Artikel ::
Modell: RN Belgica (1884)
Hersteller: Brown Water Navy Miniatures (
Maßstab: 1/700 (auch andere Maßstäbe möglich)
Material: 3D-Druck (als stl-Datei oder gedruckt erhältlich)
Art.Nr.: -
Preis: 6 $ (als stl-Datei, Druckkosten kommen dann noch dazu)
Das Original
Das belgische Polarforschungsschiff Belgica wurde 1884 als Walfänger Patria gebaut. Das Schiff wurde als Forschungsschiff der Belgischen Antarktis-Expedition von Adrien de Gerlache 1897-99 berühmt - die erste Expedition, die in der Antarktis überwinterte. Auf der gleichen Werft waren auch schon einige ähnliche Walfänger, u.a. Balaena, Diana und Antarctic, gebaut worden. Belgica (ex Patria) wurde extra stabil gebaut und der verstärkte Bug sollte ihr das Eisbrechen ermöglichen.

Aufgabenstellung ::
1. Beantworte zum Artikel über die Belgica:
(a) Welcher Maßstab ist für das Modell angegeben?
(b) Unter welchem Namen und als welcher Schiffstyp wurde die Belgica 1884 gebaut?
(c) Was sollte der verstärkte Bug dem Schiff ermöglichen?
2. Gib den Abschnitt des Artikels über die Belgica wörtlich wieder, beginnend bei „Hersteller: Brown Water“ und endend bei „dann noch dazu)“.
Die Daten braucht man hier nicht.

Angezeigte Daten ::
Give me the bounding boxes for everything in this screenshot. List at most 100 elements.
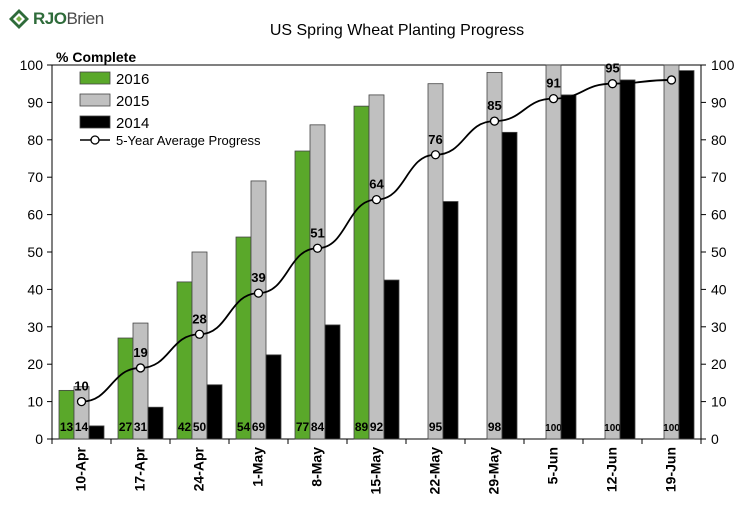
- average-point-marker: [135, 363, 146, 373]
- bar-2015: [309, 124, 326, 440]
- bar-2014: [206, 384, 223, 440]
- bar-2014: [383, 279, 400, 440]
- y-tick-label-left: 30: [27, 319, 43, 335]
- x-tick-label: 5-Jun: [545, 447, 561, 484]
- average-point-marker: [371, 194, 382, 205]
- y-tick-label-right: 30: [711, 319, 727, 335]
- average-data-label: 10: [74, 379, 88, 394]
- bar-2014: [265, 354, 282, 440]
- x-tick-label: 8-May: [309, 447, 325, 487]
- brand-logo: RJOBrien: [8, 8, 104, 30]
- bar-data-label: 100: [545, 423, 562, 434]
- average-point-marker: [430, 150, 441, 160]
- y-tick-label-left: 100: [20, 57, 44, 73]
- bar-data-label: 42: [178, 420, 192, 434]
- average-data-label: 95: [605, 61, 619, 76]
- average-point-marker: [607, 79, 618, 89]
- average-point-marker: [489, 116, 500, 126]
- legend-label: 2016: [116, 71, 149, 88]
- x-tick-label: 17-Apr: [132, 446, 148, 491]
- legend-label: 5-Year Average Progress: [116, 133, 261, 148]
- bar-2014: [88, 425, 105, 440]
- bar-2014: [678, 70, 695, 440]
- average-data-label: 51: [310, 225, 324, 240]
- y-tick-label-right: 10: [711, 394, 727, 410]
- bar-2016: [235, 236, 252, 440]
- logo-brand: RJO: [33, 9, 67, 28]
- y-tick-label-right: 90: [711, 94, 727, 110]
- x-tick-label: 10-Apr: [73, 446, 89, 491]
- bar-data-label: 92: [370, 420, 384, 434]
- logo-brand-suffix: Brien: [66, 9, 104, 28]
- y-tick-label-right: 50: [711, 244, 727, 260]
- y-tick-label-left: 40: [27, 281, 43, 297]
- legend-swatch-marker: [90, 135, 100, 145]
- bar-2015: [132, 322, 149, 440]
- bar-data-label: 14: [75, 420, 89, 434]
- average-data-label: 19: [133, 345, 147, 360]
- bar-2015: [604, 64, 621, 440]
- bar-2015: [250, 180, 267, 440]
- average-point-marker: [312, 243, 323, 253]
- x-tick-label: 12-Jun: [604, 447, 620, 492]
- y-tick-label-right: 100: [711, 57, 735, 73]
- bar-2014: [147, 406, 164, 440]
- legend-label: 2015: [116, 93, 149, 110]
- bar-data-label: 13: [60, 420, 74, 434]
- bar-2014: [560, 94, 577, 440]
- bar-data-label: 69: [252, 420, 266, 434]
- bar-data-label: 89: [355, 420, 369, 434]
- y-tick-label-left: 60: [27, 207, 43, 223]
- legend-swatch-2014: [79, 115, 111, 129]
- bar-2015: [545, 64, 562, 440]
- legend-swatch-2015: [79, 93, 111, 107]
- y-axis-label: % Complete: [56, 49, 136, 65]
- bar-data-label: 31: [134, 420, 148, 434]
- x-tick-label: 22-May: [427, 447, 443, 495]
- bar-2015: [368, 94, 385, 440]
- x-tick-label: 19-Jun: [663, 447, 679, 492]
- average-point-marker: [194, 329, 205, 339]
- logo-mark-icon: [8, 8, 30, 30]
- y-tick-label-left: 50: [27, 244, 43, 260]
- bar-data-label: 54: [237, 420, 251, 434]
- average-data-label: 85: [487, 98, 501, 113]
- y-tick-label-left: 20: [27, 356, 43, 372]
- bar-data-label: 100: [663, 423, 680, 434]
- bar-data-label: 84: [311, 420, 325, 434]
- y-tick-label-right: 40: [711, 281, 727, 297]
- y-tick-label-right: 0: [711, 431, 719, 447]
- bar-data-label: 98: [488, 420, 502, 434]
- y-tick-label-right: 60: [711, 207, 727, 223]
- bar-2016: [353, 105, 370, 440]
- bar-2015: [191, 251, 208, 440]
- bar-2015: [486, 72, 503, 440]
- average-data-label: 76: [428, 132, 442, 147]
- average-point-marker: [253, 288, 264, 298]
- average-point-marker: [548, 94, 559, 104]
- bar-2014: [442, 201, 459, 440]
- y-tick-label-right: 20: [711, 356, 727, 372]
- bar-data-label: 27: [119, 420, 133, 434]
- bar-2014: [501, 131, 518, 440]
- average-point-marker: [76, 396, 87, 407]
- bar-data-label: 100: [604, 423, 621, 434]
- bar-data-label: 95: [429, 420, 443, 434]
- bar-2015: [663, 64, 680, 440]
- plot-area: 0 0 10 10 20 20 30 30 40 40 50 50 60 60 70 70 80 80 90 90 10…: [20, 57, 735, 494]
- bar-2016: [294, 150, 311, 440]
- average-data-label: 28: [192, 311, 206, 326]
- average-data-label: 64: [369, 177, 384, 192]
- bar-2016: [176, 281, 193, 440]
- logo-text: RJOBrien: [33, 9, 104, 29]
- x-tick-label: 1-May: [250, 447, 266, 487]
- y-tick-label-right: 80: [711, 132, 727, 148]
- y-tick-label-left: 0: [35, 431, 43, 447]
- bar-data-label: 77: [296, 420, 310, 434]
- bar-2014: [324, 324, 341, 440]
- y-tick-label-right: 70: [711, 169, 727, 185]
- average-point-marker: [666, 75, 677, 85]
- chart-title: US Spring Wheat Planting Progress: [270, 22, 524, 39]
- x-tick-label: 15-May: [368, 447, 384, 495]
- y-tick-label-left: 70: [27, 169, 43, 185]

...

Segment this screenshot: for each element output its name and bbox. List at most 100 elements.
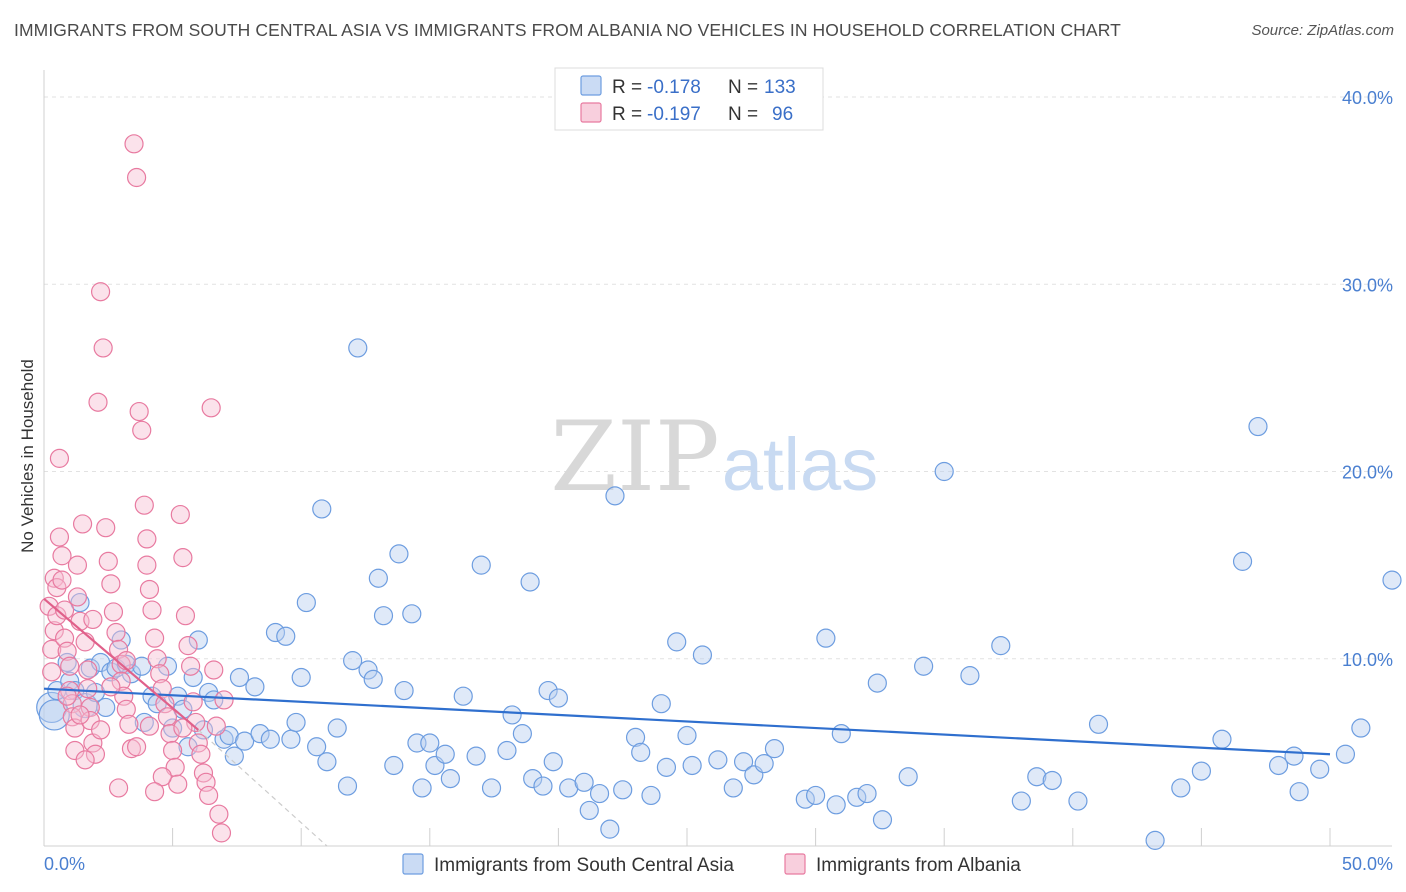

...

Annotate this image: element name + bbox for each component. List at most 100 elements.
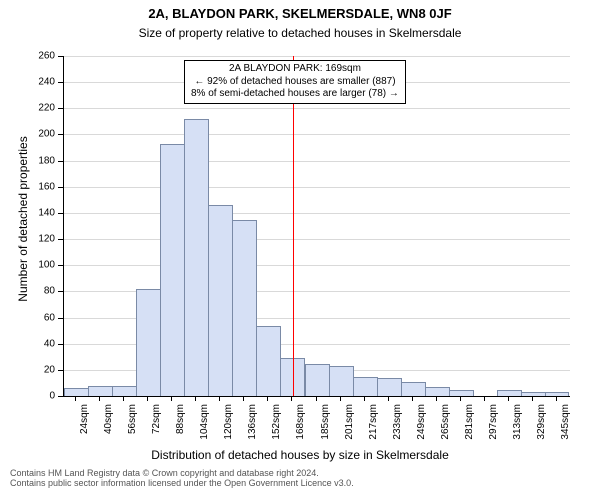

Erwartete Lösungen ::
1.
(a) 1/700, andere Maßstäbe sind auch möglich.
(b) Als Walfänger Patria.
(c) Das Eisbrechen.

2.
Hersteller: Brown Water Navy Miniatures (
Maßstab: 1/700 (auch andere Maßstäbe möglich)
Material: 3D-Druck (als stl-Datei oder gedruckt erhältlich)
Art.Nr.: -
Preis: 6 $ (als stl-Datei, Druckkosten kommen dann noch dazu)